**YOUR TASK:** Write out all the data again, exactly as it stands.

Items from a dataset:
---

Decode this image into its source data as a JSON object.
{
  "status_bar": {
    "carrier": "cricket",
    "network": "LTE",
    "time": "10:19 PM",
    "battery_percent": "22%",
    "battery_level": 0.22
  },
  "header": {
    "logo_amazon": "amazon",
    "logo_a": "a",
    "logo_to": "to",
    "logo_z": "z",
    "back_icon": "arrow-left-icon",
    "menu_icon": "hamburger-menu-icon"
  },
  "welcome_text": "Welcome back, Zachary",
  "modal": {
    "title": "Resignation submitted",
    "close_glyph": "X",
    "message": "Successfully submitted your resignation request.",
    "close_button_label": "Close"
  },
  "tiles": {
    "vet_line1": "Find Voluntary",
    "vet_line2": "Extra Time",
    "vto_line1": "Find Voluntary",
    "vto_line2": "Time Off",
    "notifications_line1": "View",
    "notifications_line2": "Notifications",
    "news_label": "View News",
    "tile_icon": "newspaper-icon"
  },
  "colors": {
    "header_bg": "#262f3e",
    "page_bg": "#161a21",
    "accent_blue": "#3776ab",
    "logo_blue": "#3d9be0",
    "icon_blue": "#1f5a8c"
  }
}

---

**ANSWER TO THIS PROBLEM:**
Decode this image into its source data as a JSON object.
{
  "status_bar": {
    "carrier": "cricket",
    "network": "LTE",
    "time": "10:19 PM",
    "battery_percent": "22%",
    "battery_level": 0.22
  },
  "header": {
    "logo_amazon": "amazon",
    "logo_a": "a",
    "logo_to": "to",
    "logo_z": "z",
    "back_icon": "arrow-left-icon",
    "menu_icon": "hamburger-menu-icon"
  },
  "welcome_text": "Welcome back, Zachary",
  "modal": {
    "title": "Resignation submitted",
    "close_glyph": "X",
    "message": "Successfully submitted your resignation request.",
    "close_button_label": "Close"
  },
  "tiles": {
    "vet_line1": "Find Voluntary",
    "vet_line2": "Extra Time",
    "vto_line1": "Find Voluntary",
    "vto_line2": "Time Off",
    "notifications_line1": "View",
    "notifications_line2": "Notifications",
    "news_label": "View News",
    "tile_icon": "newspaper-icon"
  },
  "colors": {
    "header_bg": "#262f3e",
    "page_bg": "#161a21",
    "accent_blue": "#3776ab",
    "logo_blue": "#3d9be0",
    "icon_blue": "#1f5a8c"
  }
}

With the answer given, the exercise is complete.